== DATA
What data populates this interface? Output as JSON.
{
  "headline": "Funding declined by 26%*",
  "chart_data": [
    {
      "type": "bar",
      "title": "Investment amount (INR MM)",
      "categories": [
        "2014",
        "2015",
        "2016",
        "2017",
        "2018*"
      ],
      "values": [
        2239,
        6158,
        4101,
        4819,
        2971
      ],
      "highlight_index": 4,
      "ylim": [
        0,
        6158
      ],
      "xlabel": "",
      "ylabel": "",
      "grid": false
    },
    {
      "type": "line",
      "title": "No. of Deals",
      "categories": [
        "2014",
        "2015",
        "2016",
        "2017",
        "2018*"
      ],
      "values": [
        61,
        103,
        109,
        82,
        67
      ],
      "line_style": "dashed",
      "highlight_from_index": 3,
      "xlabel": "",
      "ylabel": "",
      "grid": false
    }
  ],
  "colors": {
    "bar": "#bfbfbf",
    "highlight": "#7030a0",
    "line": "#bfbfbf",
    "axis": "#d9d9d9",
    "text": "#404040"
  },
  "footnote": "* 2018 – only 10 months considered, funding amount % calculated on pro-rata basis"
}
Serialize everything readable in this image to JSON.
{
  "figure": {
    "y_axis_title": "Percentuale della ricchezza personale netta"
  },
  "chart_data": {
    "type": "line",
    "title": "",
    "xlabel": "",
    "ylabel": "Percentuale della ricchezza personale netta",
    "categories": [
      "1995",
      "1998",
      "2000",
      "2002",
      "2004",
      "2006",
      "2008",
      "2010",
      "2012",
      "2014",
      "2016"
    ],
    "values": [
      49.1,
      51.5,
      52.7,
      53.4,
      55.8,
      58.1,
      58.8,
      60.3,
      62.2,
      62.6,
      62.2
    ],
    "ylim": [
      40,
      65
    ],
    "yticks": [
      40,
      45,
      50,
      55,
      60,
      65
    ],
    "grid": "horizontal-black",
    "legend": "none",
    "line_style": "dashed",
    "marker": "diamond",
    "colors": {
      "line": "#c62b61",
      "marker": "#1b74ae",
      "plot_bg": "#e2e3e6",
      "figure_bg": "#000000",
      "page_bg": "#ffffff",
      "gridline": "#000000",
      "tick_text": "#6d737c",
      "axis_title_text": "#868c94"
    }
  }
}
====
● SET EXERCISE
Copy exactly the lines above, from the one containing "Serialize everything readable" through the very last line.

● ANSWER BELOW
Serialize everything readable in this image to JSON.
{
  "figure": {
    "y_axis_title": "Percentuale della ricchezza personale netta"
  },
  "chart_data": {
    "type": "line",
    "title": "",
    "xlabel": "",
    "ylabel": "Percentuale della ricchezza personale netta",
    "categories": [
      "1995",
      "1998",
      "2000",
      "2002",
      "2004",
      "2006",
      "2008",
      "2010",
      "2012",
      "2014",
      "2016"
    ],
    "values": [
      49.1,
      51.5,
      52.7,
      53.4,
      55.8,
      58.1,
      58.8,
      60.3,
      62.2,
      62.6,
      62.2
    ],
    "ylim": [
      40,
      65
    ],
    "yticks": [
      40,
      45,
      50,
      55,
      60,
      65
    ],
    "grid": "horizontal-black",
    "legend": "none",
    "line_style": "dashed",
    "marker": "diamond",
    "colors": {
      "line": "#c62b61",
      "marker": "#1b74ae",
      "plot_bg": "#e2e3e6",
      "figure_bg": "#000000",
      "page_bg": "#ffffff",
      "gridline": "#000000",
      "tick_text": "#6d737c",
      "axis_title_text": "#868c94"
    }
  }
}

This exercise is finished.